> [What is needed]: Determine how many lines include the string "FPGA". Output that number only.
↓↓↓
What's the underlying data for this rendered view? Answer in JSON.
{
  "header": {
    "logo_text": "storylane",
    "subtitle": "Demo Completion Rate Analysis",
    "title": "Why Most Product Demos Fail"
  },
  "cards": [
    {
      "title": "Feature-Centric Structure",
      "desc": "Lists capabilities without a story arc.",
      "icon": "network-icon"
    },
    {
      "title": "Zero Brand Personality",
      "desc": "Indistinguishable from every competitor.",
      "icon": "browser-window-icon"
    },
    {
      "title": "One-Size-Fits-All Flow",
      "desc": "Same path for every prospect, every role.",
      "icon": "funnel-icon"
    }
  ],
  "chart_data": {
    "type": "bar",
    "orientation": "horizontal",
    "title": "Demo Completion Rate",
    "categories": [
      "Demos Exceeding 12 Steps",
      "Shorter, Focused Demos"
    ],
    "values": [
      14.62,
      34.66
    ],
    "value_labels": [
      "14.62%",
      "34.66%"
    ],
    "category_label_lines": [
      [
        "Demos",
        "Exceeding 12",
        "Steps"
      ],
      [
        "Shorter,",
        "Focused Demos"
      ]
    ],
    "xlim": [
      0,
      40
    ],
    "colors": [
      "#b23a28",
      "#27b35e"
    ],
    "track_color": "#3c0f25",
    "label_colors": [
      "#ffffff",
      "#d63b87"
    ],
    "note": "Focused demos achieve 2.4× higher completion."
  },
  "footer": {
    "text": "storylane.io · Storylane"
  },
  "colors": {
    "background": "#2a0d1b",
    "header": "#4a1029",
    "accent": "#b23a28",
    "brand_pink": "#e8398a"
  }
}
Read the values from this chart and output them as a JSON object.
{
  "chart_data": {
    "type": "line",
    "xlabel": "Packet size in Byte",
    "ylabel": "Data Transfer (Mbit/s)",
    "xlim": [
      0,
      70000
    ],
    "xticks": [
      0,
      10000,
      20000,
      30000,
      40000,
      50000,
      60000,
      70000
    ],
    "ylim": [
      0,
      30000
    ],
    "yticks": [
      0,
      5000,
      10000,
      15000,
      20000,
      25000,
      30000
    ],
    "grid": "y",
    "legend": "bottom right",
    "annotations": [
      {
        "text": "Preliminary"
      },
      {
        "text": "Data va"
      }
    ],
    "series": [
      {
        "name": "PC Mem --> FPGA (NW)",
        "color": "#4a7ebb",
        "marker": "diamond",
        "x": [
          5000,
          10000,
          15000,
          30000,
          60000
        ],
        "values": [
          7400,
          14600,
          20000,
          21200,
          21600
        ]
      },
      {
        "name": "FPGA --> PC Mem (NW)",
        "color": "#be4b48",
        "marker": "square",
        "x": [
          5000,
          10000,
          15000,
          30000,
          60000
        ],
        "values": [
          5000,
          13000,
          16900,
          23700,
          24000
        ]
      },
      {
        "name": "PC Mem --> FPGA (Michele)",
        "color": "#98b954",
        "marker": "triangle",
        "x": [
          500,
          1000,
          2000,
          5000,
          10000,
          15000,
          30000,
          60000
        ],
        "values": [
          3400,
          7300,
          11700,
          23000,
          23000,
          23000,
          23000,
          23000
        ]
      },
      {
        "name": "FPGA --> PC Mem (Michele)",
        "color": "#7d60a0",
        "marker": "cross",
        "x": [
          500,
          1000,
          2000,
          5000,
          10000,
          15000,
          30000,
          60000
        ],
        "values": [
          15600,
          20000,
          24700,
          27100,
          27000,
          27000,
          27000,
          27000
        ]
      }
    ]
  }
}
↑↑↑
> [Final result]: 4